RECORDS PROVIDED:
------------------------------------

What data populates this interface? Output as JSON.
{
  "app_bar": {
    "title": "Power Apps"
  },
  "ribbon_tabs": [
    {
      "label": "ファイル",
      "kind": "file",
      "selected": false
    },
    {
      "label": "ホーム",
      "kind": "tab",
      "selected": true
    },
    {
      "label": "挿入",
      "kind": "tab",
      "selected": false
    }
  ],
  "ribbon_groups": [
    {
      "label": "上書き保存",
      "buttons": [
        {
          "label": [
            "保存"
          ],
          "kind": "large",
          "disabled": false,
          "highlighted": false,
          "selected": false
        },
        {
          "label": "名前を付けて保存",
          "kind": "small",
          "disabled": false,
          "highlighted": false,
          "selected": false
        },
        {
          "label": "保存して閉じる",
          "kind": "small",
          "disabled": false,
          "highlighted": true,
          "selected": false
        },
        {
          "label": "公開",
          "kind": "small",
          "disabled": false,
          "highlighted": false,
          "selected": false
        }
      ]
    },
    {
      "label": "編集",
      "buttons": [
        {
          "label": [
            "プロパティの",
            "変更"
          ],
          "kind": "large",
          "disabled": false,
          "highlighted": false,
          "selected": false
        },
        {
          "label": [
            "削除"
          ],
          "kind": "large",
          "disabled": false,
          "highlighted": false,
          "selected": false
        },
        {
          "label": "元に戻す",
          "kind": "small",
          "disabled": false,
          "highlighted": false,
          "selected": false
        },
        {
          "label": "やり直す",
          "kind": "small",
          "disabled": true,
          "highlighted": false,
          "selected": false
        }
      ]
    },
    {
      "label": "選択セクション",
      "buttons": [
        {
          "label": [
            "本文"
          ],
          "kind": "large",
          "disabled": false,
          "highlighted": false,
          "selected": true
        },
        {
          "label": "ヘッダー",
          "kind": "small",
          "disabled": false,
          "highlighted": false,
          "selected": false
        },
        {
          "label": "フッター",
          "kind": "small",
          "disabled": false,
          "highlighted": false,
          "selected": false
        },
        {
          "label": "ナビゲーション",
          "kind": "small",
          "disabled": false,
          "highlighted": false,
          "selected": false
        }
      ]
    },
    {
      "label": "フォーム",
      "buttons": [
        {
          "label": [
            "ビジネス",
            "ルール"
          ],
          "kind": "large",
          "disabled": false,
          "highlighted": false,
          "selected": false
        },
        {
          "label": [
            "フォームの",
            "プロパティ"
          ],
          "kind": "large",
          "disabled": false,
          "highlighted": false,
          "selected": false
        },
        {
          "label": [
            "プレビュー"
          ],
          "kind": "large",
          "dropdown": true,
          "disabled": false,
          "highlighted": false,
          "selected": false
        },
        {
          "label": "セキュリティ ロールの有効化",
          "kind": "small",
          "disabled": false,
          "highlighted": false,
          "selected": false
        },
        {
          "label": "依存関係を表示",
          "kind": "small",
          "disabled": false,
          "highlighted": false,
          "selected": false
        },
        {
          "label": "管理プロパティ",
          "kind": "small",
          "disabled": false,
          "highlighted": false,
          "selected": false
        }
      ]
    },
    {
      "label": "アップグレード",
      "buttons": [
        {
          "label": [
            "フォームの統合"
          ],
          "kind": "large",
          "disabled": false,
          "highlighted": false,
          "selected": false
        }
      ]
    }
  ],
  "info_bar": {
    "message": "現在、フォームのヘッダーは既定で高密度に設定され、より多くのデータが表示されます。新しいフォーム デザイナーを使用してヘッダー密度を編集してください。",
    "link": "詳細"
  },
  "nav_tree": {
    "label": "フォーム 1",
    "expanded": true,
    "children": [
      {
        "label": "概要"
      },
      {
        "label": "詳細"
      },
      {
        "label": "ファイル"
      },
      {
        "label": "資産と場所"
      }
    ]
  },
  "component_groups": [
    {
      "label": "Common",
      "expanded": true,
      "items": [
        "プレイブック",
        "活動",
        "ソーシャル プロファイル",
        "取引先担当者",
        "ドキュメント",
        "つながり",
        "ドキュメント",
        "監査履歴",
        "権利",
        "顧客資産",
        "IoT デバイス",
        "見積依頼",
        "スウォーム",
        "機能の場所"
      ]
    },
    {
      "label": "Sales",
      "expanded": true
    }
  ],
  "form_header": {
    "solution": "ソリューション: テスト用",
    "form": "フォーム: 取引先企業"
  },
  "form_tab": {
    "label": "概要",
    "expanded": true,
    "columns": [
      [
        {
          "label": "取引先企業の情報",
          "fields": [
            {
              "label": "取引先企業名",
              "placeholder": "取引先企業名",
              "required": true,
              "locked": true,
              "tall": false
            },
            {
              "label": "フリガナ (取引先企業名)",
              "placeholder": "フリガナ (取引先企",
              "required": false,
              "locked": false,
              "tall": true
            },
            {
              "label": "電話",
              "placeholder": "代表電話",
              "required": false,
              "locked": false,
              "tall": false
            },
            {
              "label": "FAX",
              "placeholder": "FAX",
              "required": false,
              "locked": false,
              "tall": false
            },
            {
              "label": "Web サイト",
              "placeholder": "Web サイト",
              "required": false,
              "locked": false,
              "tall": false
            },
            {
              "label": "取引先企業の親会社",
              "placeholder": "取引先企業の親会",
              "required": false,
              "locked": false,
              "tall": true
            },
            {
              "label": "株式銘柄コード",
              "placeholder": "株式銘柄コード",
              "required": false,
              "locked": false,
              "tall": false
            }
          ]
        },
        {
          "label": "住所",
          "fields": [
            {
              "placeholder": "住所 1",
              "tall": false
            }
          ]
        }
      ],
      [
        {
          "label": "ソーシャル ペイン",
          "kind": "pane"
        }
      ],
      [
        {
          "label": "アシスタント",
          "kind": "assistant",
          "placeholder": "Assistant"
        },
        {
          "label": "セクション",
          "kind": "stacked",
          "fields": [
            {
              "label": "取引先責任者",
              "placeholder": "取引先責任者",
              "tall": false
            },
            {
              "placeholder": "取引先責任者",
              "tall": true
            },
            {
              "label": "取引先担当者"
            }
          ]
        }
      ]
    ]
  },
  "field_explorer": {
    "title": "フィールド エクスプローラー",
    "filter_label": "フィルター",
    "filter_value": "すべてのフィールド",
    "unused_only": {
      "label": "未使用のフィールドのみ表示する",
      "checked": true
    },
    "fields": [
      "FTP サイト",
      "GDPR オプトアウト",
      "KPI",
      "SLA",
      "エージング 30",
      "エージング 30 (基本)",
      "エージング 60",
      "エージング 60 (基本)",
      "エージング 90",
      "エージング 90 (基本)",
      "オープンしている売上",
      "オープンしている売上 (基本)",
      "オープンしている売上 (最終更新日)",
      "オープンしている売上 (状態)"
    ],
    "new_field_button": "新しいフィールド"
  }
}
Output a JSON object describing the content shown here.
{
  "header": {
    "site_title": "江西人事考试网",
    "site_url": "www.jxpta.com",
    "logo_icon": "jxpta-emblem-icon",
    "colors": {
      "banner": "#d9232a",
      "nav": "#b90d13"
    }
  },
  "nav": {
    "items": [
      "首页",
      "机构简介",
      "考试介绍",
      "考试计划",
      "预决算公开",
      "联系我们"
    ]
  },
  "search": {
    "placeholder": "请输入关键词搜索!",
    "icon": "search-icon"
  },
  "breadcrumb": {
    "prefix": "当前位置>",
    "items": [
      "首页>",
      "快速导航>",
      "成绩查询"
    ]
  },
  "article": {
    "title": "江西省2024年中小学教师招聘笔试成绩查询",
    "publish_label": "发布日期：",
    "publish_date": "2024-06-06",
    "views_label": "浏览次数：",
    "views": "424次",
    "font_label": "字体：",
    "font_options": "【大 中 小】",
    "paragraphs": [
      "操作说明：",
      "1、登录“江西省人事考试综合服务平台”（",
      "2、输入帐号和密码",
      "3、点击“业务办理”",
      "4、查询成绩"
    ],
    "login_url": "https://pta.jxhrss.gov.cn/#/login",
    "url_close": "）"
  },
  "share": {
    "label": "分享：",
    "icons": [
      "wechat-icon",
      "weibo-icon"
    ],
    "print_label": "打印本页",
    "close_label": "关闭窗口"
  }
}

------------------------------------

SHORT PROBLEM: Scan the listing above and identify each line holding the string "エージング"; copy every such line.

FULL SOLUTION:
      "エージング 30",
      "エージング 30 (基本)",
      "エージング 60",
      "エージング 60 (基本)",
      "エージング 90",
      "エージング 90 (基本)",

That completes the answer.